*Written task*.
Only the number is wanted: how many lines contain "Adjusted"?

-------

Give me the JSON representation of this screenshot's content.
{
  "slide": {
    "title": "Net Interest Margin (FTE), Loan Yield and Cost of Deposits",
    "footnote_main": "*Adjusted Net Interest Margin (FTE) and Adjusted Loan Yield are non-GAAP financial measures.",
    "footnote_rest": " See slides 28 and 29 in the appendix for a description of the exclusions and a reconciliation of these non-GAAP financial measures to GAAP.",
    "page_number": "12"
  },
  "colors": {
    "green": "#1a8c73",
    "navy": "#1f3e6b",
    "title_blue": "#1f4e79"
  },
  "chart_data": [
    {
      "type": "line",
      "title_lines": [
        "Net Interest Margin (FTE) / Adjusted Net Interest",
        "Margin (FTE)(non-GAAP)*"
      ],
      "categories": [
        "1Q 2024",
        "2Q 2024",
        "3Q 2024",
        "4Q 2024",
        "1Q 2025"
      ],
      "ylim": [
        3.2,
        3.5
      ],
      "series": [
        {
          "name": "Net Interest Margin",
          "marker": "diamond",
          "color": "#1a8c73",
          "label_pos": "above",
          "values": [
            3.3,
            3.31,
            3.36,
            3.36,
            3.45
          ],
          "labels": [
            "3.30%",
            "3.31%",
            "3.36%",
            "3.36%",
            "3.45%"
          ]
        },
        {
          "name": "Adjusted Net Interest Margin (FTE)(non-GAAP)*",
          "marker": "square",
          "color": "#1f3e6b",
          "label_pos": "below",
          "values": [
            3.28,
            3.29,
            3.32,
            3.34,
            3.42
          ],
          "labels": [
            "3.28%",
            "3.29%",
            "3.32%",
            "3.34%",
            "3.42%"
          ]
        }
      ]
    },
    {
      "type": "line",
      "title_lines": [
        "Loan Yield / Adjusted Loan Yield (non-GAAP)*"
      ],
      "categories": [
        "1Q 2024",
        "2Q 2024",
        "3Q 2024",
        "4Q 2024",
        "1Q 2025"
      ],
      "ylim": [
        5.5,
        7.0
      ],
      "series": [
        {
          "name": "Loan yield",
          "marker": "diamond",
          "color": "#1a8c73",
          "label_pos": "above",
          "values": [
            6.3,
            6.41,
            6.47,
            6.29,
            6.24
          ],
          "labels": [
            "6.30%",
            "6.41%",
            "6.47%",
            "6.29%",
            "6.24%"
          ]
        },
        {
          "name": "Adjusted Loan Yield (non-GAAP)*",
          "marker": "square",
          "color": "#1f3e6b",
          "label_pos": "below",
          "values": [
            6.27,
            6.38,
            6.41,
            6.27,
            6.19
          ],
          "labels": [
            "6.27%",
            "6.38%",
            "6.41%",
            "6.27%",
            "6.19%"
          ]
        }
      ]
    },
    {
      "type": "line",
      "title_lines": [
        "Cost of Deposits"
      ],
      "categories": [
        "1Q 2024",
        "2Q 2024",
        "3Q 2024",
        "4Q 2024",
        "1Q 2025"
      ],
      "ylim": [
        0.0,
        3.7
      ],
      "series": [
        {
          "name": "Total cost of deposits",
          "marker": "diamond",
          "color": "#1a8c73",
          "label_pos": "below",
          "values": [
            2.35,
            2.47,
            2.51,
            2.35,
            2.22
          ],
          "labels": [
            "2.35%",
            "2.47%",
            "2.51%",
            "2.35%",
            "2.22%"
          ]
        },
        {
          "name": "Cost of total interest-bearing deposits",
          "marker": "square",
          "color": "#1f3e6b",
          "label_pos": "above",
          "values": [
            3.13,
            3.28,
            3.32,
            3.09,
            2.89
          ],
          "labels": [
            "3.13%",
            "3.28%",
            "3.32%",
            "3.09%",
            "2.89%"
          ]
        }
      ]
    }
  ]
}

-------

*Result of this task*.
5